## [Material shown]
════════

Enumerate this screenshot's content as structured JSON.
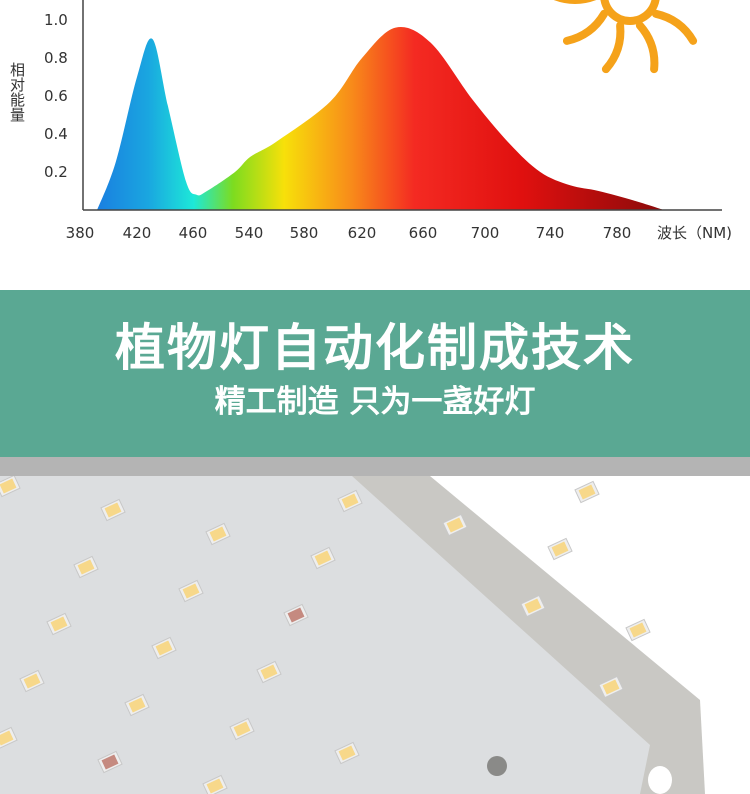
{
  "chart_data": {
    "type": "area",
    "ylabel": "相对能量",
    "xlabel": "波长（NM)",
    "y_ticks": [
      "0.2",
      "0.4",
      "0.6",
      "0.8",
      "1.0"
    ],
    "x_ticks": [
      "380",
      "420",
      "460",
      "540",
      "580",
      "620",
      "660",
      "700",
      "740",
      "780"
    ],
    "ylim": [
      0,
      1.05
    ],
    "grid": false,
    "series": [
      {
        "x": [
          392,
          405,
          420,
          431,
          442,
          455,
          465,
          480,
          520,
          541,
          560,
          598,
          620,
          642,
          665,
          692,
          715,
          734,
          752,
          769,
          790,
          808
        ],
        "y": [
          0.0,
          0.25,
          0.7,
          0.9,
          0.55,
          0.15,
          0.08,
          0.1,
          0.2,
          0.28,
          0.36,
          0.57,
          0.8,
          0.96,
          0.88,
          0.58,
          0.35,
          0.2,
          0.13,
          0.1,
          0.05,
          0.0
        ]
      }
    ],
    "colors": {
      "blue_peak": "#1a9fe0",
      "cyan": "#1de0d0",
      "green": "#7ddc1f",
      "yellow": "#f7d80a",
      "orange": "#f88a1a",
      "red": "#f0201a",
      "dark_red": "#8a0a0a"
    }
  },
  "sun_icon_color": "#f5a21a",
  "banner": {
    "title": "植物灯自动化制成技术",
    "subtitle": "精工制造 只为一盏好灯",
    "background": "#5aa893"
  }
}
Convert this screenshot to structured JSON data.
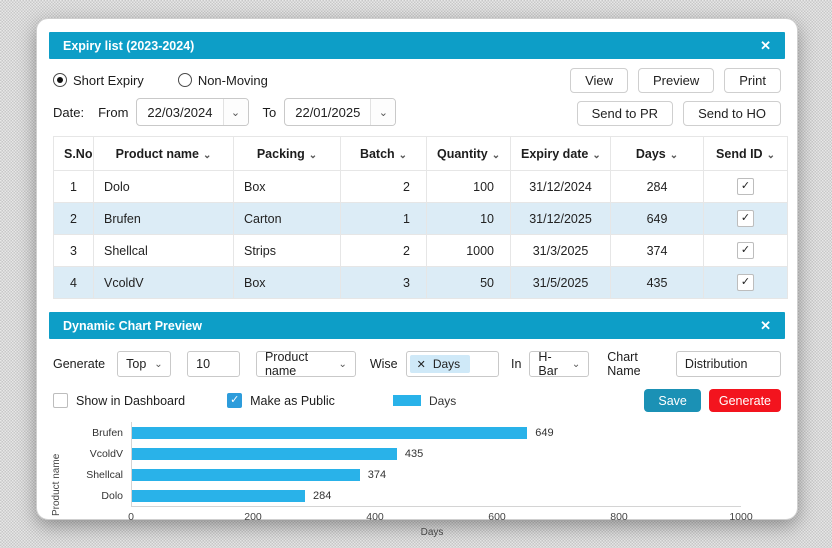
{
  "colors": {
    "panel_header": "#0D9EC7",
    "row_stripe": "#DCECF6",
    "bar": "#29B2E9",
    "save_button": "#1B91B5",
    "generate_button": "#F3141E",
    "checkbox_checked": "#2D9CDB"
  },
  "expiry_panel": {
    "title": "Expiry list (2023-2024)",
    "close_icon": "✕",
    "radios": [
      {
        "label": "Short Expiry",
        "selected": true
      },
      {
        "label": "Non-Moving",
        "selected": false
      }
    ],
    "date": {
      "label": "Date:",
      "from_label": "From",
      "from_value": "22/03/2024",
      "to_label": "To",
      "to_value": "22/01/2025",
      "chevron": "⌄"
    },
    "actions": {
      "view": "View",
      "preview": "Preview",
      "print": "Print",
      "send_pr": "Send to PR",
      "send_ho": "Send to HO"
    },
    "table": {
      "columns": [
        {
          "label": "S.No",
          "sortable": false
        },
        {
          "label": "Product name",
          "sortable": true
        },
        {
          "label": "Packing",
          "sortable": true
        },
        {
          "label": "Batch",
          "sortable": true
        },
        {
          "label": "Quantity",
          "sortable": true
        },
        {
          "label": "Expiry date",
          "sortable": true
        },
        {
          "label": "Days",
          "sortable": true
        },
        {
          "label": "Send ID",
          "sortable": true
        }
      ],
      "sort_chevron": "⌄",
      "rows": [
        {
          "sno": "1",
          "product": "Dolo",
          "packing": "Box",
          "batch": "2",
          "quantity": "100",
          "expiry": "31/12/2024",
          "days": "284",
          "send_id": true
        },
        {
          "sno": "2",
          "product": "Brufen",
          "packing": "Carton",
          "batch": "1",
          "quantity": "10",
          "expiry": "31/12/2025",
          "days": "649",
          "send_id": true
        },
        {
          "sno": "3",
          "product": "Shellcal",
          "packing": "Strips",
          "batch": "2",
          "quantity": "1000",
          "expiry": "31/3/2025",
          "days": "374",
          "send_id": true
        },
        {
          "sno": "4",
          "product": "VcoldV",
          "packing": "Box",
          "batch": "3",
          "quantity": "50",
          "expiry": "31/5/2025",
          "days": "435",
          "send_id": true
        }
      ]
    }
  },
  "chart_panel": {
    "title": "Dynamic Chart Preview",
    "close_icon": "✕",
    "generate_label": "Generate",
    "top_select": "Top",
    "count_value": "10",
    "field_select": "Product name",
    "wise_label": "Wise",
    "wise_chip": {
      "remove_icon": "✕",
      "label": "Days"
    },
    "in_label": "In",
    "type_select": "H-Bar",
    "chart_name_label": "Chart Name",
    "chart_name_value": "Distribution",
    "select_chevron": "⌄",
    "show_in_dashboard": {
      "label": "Show in Dashboard",
      "checked": false
    },
    "make_public": {
      "label": "Make as Public",
      "checked": true
    },
    "legend_label": "Days",
    "save_label": "Save",
    "generate_button_label": "Generate"
  },
  "chart_data": {
    "type": "bar",
    "orientation": "horizontal",
    "categories": [
      "Brufen",
      "VcoldV",
      "Shellcal",
      "Dolo"
    ],
    "values": [
      649,
      435,
      374,
      284
    ],
    "series": [
      {
        "name": "Days",
        "values": [
          649,
          435,
          374,
          284
        ]
      }
    ],
    "title": "",
    "xlabel": "Days",
    "ylabel": "Product name",
    "xlim": [
      0,
      1000
    ],
    "xticks": [
      "0",
      "200",
      "400",
      "600",
      "800",
      "1000"
    ],
    "grid": false,
    "legend_position": "top-center",
    "bar_color": "#29B2E9"
  }
}
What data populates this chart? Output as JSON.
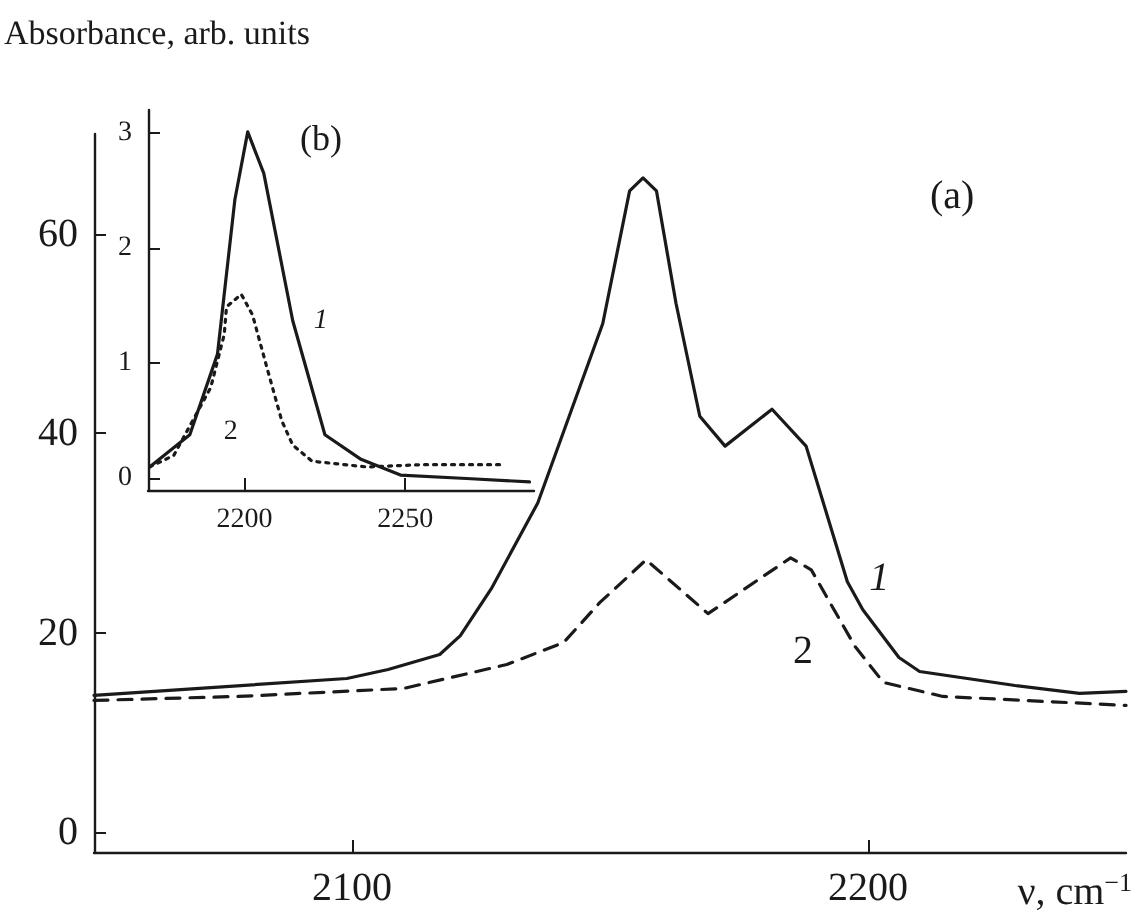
{
  "chart_data": [
    {
      "type": "line",
      "title": "(a)",
      "ylabel": "Absorbance, arb. units",
      "xlabel": "ν, cm$^{−1}$",
      "xlim": [
        2050,
        2250
      ],
      "xticks": [
        2100,
        2200
      ],
      "ylim": [
        -2,
        70
      ],
      "yticks": [
        0,
        20,
        40,
        60
      ],
      "grid": false,
      "legend": false,
      "marker": "none",
      "series": [
        {
          "name": "1",
          "color": "#1a1a1a",
          "line_style": "solid",
          "x": [
            2050,
            2099,
            2107,
            2117,
            2121,
            2127,
            2136,
            2148.6,
            2153.8,
            2156.4,
            2159,
            2162.8,
            2167.4,
            2172.3,
            2181.4,
            2188,
            2196,
            2199,
            2206,
            2210,
            2228.5,
            2241,
            2250
          ],
          "values": [
            13.7,
            15.4,
            16.3,
            17.8,
            19.7,
            24.4,
            33,
            51,
            64.3,
            65.6,
            64.3,
            53,
            41.7,
            38.7,
            42.4,
            38.7,
            25.1,
            22.3,
            17.5,
            16.1,
            14.7,
            13.9,
            14.1
          ]
        },
        {
          "name": "2",
          "color": "#1a1a1a",
          "line_style": "dashed",
          "x": [
            2050,
            2078,
            2110,
            2130,
            2141,
            2148,
            2157,
            2169,
            2185,
            2189,
            2197.5,
            2203,
            2214.5,
            2250
          ],
          "values": [
            13.2,
            13.6,
            14.4,
            16.8,
            19,
            23,
            27.3,
            21.9,
            27.5,
            26.3,
            18.6,
            15,
            13.6,
            12.7
          ]
        }
      ]
    },
    {
      "type": "line",
      "title": "(b)",
      "xlim": [
        2170,
        2290
      ],
      "xticks": [
        2200,
        2250
      ],
      "ylim": [
        -0.1,
        3.2
      ],
      "yticks": [
        0,
        1,
        2,
        3
      ],
      "grid": false,
      "legend": false,
      "marker": "none",
      "series": [
        {
          "name": "1",
          "color": "#1a1a1a",
          "line_style": "solid",
          "x": [
            2170.5,
            2183,
            2191.6,
            2197,
            2201,
            2206,
            2215,
            2225,
            2236,
            2248.5,
            2269,
            2288.6
          ],
          "values": [
            0.1,
            0.38,
            1.08,
            2.42,
            3.01,
            2.65,
            1.37,
            0.38,
            0.17,
            0.03,
            0,
            -0.03
          ]
        },
        {
          "name": "2",
          "color": "#1a1a1a",
          "line_style": "dotted",
          "x": [
            2170.5,
            2178,
            2189.5,
            2193.7,
            2194.4,
            2199,
            2202.5,
            2207,
            2211.6,
            2215,
            2221,
            2238,
            2255,
            2280
          ],
          "values": [
            0.1,
            0.2,
            0.79,
            1.25,
            1.49,
            1.6,
            1.42,
            0.96,
            0.5,
            0.29,
            0.15,
            0.1,
            0.12,
            0.12
          ]
        }
      ]
    }
  ]
}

════════

## [What is being asked]
Go through the records and pull out each line that includes the word "xlabel".

## [Solution to this problem]
    "xlabel": "波长（NM)",
    "xlabel": "Days",
      "xlabel": "ν, cm$^{−1}$",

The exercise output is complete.